# REQUIREMENT:
In the material below, the lines containing the word "humanos" are required; copy each of them.
---
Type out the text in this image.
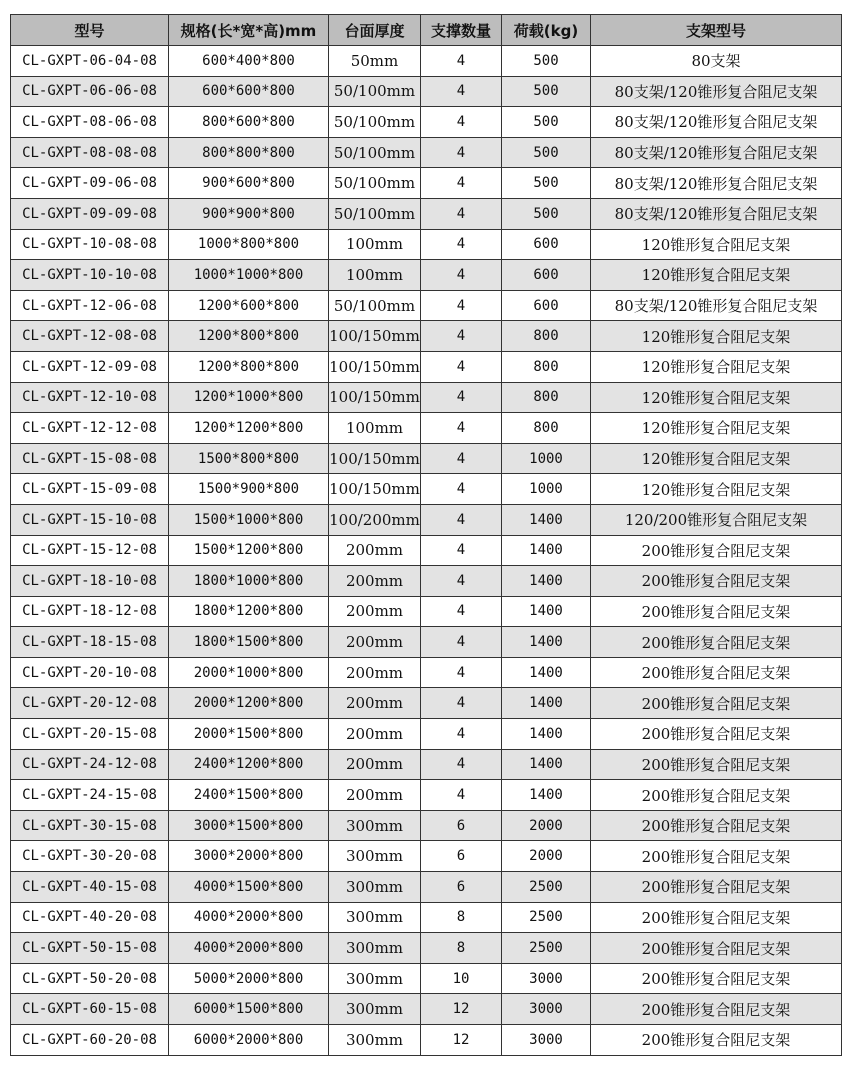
型号	规格(长*宽*高)mm	台面厚度	支撑数量	荷载(kg)	支架型号
CL-GXPT-06-04-08	600*400*800	50mm	4	500	80支架
CL-GXPT-06-06-08	600*600*800	50/100mm	4	500	80支架/120锥形复合阻尼支架
CL-GXPT-08-06-08	800*600*800	50/100mm	4	500	80支架/120锥形复合阻尼支架
CL-GXPT-08-08-08	800*800*800	50/100mm	4	500	80支架/120锥形复合阻尼支架
CL-GXPT-09-06-08	900*600*800	50/100mm	4	500	80支架/120锥形复合阻尼支架
CL-GXPT-09-09-08	900*900*800	50/100mm	4	500	80支架/120锥形复合阻尼支架
CL-GXPT-10-08-08	1000*800*800	100mm	4	600	120锥形复合阻尼支架
CL-GXPT-10-10-08	1000*1000*800	100mm	4	600	120锥形复合阻尼支架
CL-GXPT-12-06-08	1200*600*800	50/100mm	4	600	80支架/120锥形复合阻尼支架
CL-GXPT-12-08-08	1200*800*800	100/150mm	4	800	120锥形复合阻尼支架
CL-GXPT-12-09-08	1200*800*800	100/150mm	4	800	120锥形复合阻尼支架
CL-GXPT-12-10-08	1200*1000*800	100/150mm	4	800	120锥形复合阻尼支架
CL-GXPT-12-12-08	1200*1200*800	100mm	4	800	120锥形复合阻尼支架
CL-GXPT-15-08-08	1500*800*800	100/150mm	4	1000	120锥形复合阻尼支架
CL-GXPT-15-09-08	1500*900*800	100/150mm	4	1000	120锥形复合阻尼支架
CL-GXPT-15-10-08	1500*1000*800	100/200mm	4	1400	120/200锥形复合阻尼支架
CL-GXPT-15-12-08	1500*1200*800	200mm	4	1400	200锥形复合阻尼支架
CL-GXPT-18-10-08	1800*1000*800	200mm	4	1400	200锥形复合阻尼支架
CL-GXPT-18-12-08	1800*1200*800	200mm	4	1400	200锥形复合阻尼支架
CL-GXPT-18-15-08	1800*1500*800	200mm	4	1400	200锥形复合阻尼支架
CL-GXPT-20-10-08	2000*1000*800	200mm	4	1400	200锥形复合阻尼支架
CL-GXPT-20-12-08	2000*1200*800	200mm	4	1400	200锥形复合阻尼支架
CL-GXPT-20-15-08	2000*1500*800	200mm	4	1400	200锥形复合阻尼支架
CL-GXPT-24-12-08	2400*1200*800	200mm	4	1400	200锥形复合阻尼支架
CL-GXPT-24-15-08	2400*1500*800	200mm	4	1400	200锥形复合阻尼支架
CL-GXPT-30-15-08	3000*1500*800	300mm	6	2000	200锥形复合阻尼支架
CL-GXPT-30-20-08	3000*2000*800	300mm	6	2000	200锥形复合阻尼支架
CL-GXPT-40-15-08	4000*1500*800	300mm	6	2500	200锥形复合阻尼支架
CL-GXPT-40-20-08	4000*2000*800	300mm	8	2500	200锥形复合阻尼支架
CL-GXPT-50-15-08	4000*2000*800	300mm	8	2500	200锥形复合阻尼支架
CL-GXPT-50-20-08	5000*2000*800	300mm	10	3000	200锥形复合阻尼支架
CL-GXPT-60-15-08	6000*1500*800	300mm	12	3000	200锥形复合阻尼支架
CL-GXPT-60-20-08	6000*2000*800	300mm	12	3000	200锥形复合阻尼支架
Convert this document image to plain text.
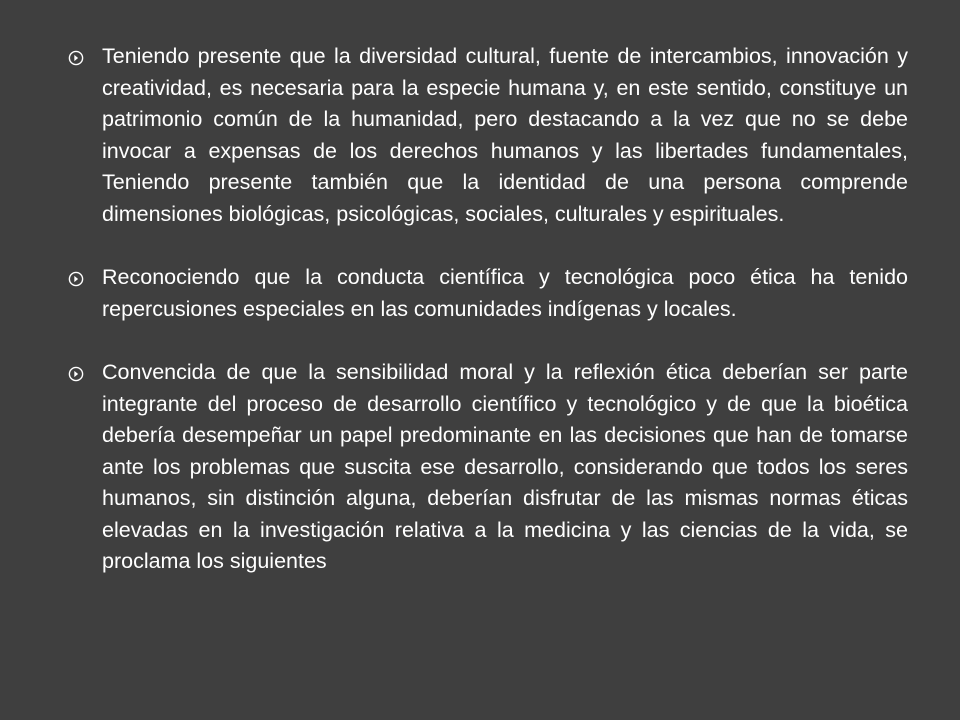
Teniendo presente que la diversidad cultural, fuente de intercambios, innovación y creatividad, es necesaria para la especie humana y, en este sentido, constituye un patrimonio común de la humanidad, pero destacando a la vez que no se debe invocar a expensas de los derechos humanos y las libertades fundamentales, Teniendo presente también que la identidad de una persona comprende dimensiones biológicas, psicológicas, sociales, culturales y espirituales.
Reconociendo que la conducta científica y tecnológica poco ética ha tenido repercusiones especiales en las comunidades indígenas y locales.
Convencida de que la sensibilidad moral y la reflexión ética deberían ser parte integrante del proceso de desarrollo científico y tecnológico y de que la bioética debería desempeñar un papel predominante en las decisiones que han de tomarse ante los problemas que suscita ese desarrollo, considerando que todos los seres humanos, sin distinción alguna, deberían disfrutar de las mismas normas éticas elevadas en la investigación relativa a la medicina y las ciencias de la vida, se proclama los siguientes
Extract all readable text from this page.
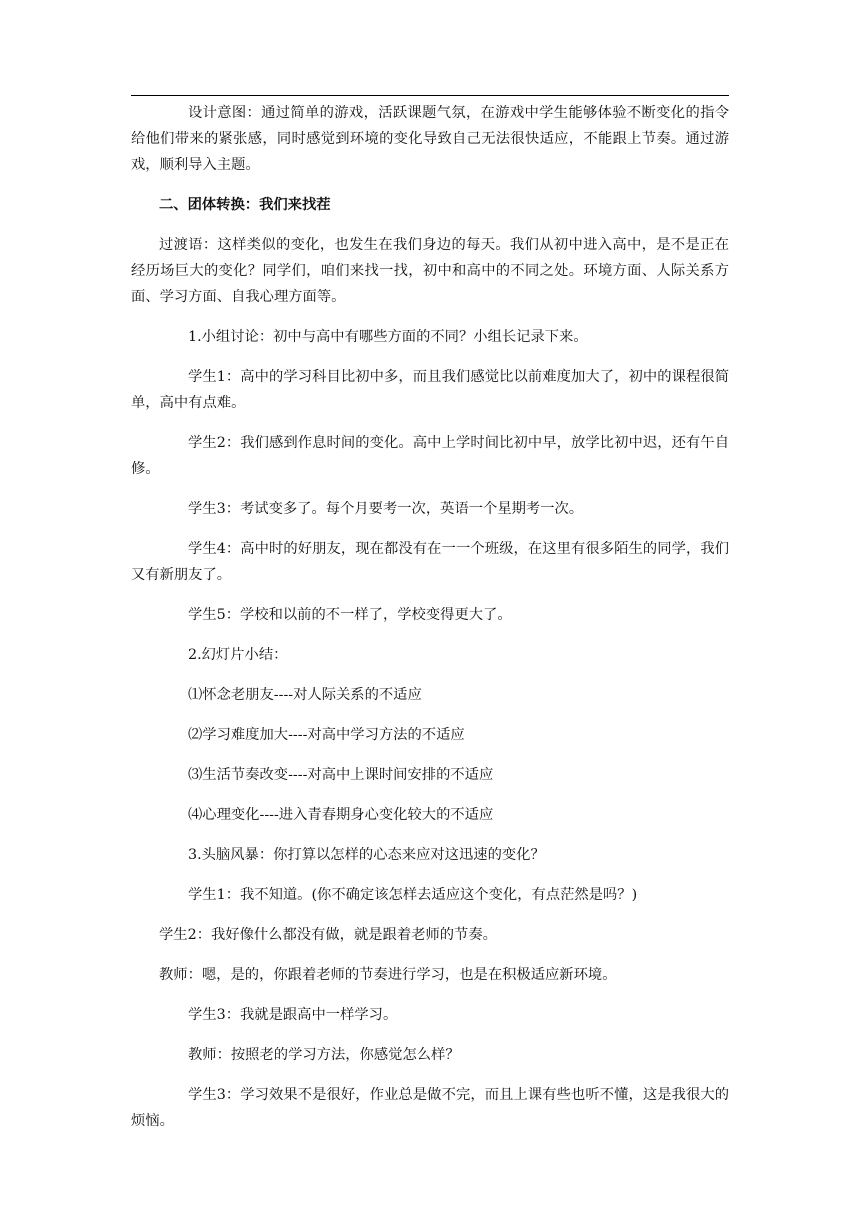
设计意图：通过简单的游戏，活跃课题气氛，在游戏中学生能够体验不断变化的指令给他们带来的紧张感，同时感觉到环境的变化导致自己无法很快适应，不能跟上节奏。通过游戏，顺利导入主题。

二、团体转换：我们来找茬

过渡语：这样类似的变化，也发生在我们身边的每天。我们从初中进入高中，是不是正在经历场巨大的变化？同学们，咱们来找一找，初中和高中的不同之处。环境方面、人际关系方面、学习方面、自我心理方面等。

1.小组讨论：初中与高中有哪些方面的不同？小组长记录下来。

学生1：高中的学习科目比初中多，而且我们感觉比以前难度加大了，初中的课程很简单，高中有点难。

学生2：我们感到作息时间的变化。高中上学时间比初中早，放学比初中迟，还有午自修。

学生3：考试变多了。每个月要考一次，英语一个星期考一次。

学生4：高中时的好朋友，现在都没有在一一个班级，在这里有很多陌生的同学，我们又有新朋友了。

学生5：学校和以前的不一样了，学校变得更大了。

2.幻灯片小结：

⑴怀念老朋友----对人际关系的不适应

⑵学习难度加大----对高中学习方法的不适应

⑶生活节奏改变----对高中上课时间安排的不适应

⑷心理变化----进入青春期身心变化较大的不适应

3.头脑风暴：你打算以怎样的心态来应对这迅速的变化？

学生1：我不知道。(你不确定该怎样去适应这个变化，有点茫然是吗？)

学生2：我好像什么都没有做，就是跟着老师的节奏。

教师：嗯，是的，你跟着老师的节奏进行学习，也是在积极适应新环境。

学生3：我就是跟高中一样学习。

教师：按照老的学习方法，你感觉怎么样？

学生3：学习效果不是很好，作业总是做不完，而且上课有些也听不懂，这是我很大的烦恼。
---
# FINAL RESULT:
Teniendo presente que la diversidad cultural, fuente de intercambios, innovación y creatividad, es necesaria para la especie humana y, en este sentido, constituye un patrimonio común de la humanidad, pero destacando a la vez que no se debe invocar a expensas de los derechos humanos y las libertades fundamentales, Teniendo presente también que la identidad de una persona comprende dimensiones biológicas, psicológicas, sociales, culturales y espirituales.
Convencida de que la sensibilidad moral y la reflexión ética deberían ser parte integrante del proceso de desarrollo científico y tecnológico y de que la bioética debería desempeñar un papel predominante en las decisiones que han de tomarse ante los problemas que suscita ese desarrollo, considerando que todos los seres humanos, sin distinción alguna, deberían disfrutar de las mismas normas éticas elevadas en la investigación relativa a la medicina y las ciencias de la vida, se proclama los siguientes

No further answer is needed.